Repeat the listing in full. Nothing may be added or left out.

[Extracted data entries]
__________

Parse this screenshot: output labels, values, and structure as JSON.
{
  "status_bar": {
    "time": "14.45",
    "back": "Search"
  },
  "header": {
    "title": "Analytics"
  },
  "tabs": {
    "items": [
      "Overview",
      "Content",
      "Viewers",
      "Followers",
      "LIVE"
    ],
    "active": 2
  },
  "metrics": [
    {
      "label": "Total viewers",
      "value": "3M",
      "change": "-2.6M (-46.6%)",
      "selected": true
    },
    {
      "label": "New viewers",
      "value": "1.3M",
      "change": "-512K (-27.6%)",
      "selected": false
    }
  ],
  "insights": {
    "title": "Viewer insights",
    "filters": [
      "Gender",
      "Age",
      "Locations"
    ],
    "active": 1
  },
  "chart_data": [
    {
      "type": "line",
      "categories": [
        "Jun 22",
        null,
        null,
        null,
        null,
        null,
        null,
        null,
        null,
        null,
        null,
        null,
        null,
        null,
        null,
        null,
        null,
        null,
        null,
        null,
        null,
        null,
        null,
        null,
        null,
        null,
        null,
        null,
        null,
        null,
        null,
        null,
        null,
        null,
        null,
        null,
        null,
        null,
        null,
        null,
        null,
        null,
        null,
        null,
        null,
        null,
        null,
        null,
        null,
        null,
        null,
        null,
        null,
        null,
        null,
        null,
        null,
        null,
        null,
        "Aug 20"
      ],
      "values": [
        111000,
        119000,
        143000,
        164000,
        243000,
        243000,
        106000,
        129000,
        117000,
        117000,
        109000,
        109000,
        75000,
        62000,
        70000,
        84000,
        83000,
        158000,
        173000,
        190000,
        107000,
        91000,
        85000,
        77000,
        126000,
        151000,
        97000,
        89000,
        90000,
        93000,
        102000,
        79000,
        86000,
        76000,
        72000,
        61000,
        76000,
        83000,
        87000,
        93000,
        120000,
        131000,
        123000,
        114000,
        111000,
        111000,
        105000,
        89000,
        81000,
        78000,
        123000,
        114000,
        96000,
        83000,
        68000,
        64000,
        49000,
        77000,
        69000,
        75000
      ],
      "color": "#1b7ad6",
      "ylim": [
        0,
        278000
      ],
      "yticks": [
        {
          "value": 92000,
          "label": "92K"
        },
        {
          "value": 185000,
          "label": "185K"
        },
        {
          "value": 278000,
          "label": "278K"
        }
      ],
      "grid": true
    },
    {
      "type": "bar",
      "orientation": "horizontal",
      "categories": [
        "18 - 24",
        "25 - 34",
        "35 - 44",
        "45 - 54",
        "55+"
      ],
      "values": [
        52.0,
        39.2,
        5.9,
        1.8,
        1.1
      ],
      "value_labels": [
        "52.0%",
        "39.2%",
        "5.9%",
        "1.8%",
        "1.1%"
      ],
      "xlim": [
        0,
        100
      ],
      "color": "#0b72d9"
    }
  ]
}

__________

Result of the exercise:
Parse this screenshot: output labels, values, and structure as JSON.
{
  "status_bar": {
    "time": "14.45",
    "back": "Search"
  },
  "header": {
    "title": "Analytics"
  },
  "tabs": {
    "items": [
      "Overview",
      "Content",
      "Viewers",
      "Followers",
      "LIVE"
    ],
    "active": 2
  },
  "metrics": [
    {
      "label": "Total viewers",
      "value": "3M",
      "change": "-2.6M (-46.6%)",
      "selected": true
    },
    {
      "label": "New viewers",
      "value": "1.3M",
      "change": "-512K (-27.6%)",
      "selected": false
    }
  ],
  "insights": {
    "title": "Viewer insights",
    "filters": [
      "Gender",
      "Age",
      "Locations"
    ],
    "active": 1
  },
  "chart_data": [
    {
      "type": "line",
      "categories": [
        "Jun 22",
        null,
        null,
        null,
        null,
        null,
        null,
        null,
        null,
        null,
        null,
        null,
        null,
        null,
        null,
        null,
        null,
        null,
        null,
        null,
        null,
        null,
        null,
        null,
        null,
        null,
        null,
        null,
        null,
        null,
        null,
        null,
        null,
        null,
        null,
        null,
        null,
        null,
        null,
        null,
        null,
        null,
        null,
        null,
        null,
        null,
        null,
        null,
        null,
        null,
        null,
        null,
        null,
        null,
        null,
        null,
        null,
        null,
        null,
        "Aug 20"
      ],
      "values": [
        111000,
        119000,
        143000,
        164000,
        243000,
        243000,
        106000,
        129000,
        117000,
        117000,
        109000,
        109000,
        75000,
        62000,
        70000,
        84000,
        83000,
        158000,
        173000,
        190000,
        107000,
        91000,
        85000,
        77000,
        126000,
        151000,
        97000,
        89000,
        90000,
        93000,
        102000,
        79000,
        86000,
        76000,
        72000,
        61000,
        76000,
        83000,
        87000,
        93000,
        120000,
        131000,
        123000,
        114000,
        111000,
        111000,
        105000,
        89000,
        81000,
        78000,
        123000,
        114000,
        96000,
        83000,
        68000,
        64000,
        49000,
        77000,
        69000,
        75000
      ],
      "color": "#1b7ad6",
      "ylim": [
        0,
        278000
      ],
      "yticks": [
        {
          "value": 92000,
          "label": "92K"
        },
        {
          "value": 185000,
          "label": "185K"
        },
        {
          "value": 278000,
          "label": "278K"
        }
      ],
      "grid": true
    },
    {
      "type": "bar",
      "orientation": "horizontal",
      "categories": [
        "18 - 24",
        "25 - 34",
        "35 - 44",
        "45 - 54",
        "55+"
      ],
      "values": [
        52.0,
        39.2,
        5.9,
        1.8,
        1.1
      ],
      "value_labels": [
        "52.0%",
        "39.2%",
        "5.9%",
        "1.8%",
        "1.1%"
      ],
      "xlim": [
        0,
        100
      ],
      "color": "#0b72d9"
    }
  ]
}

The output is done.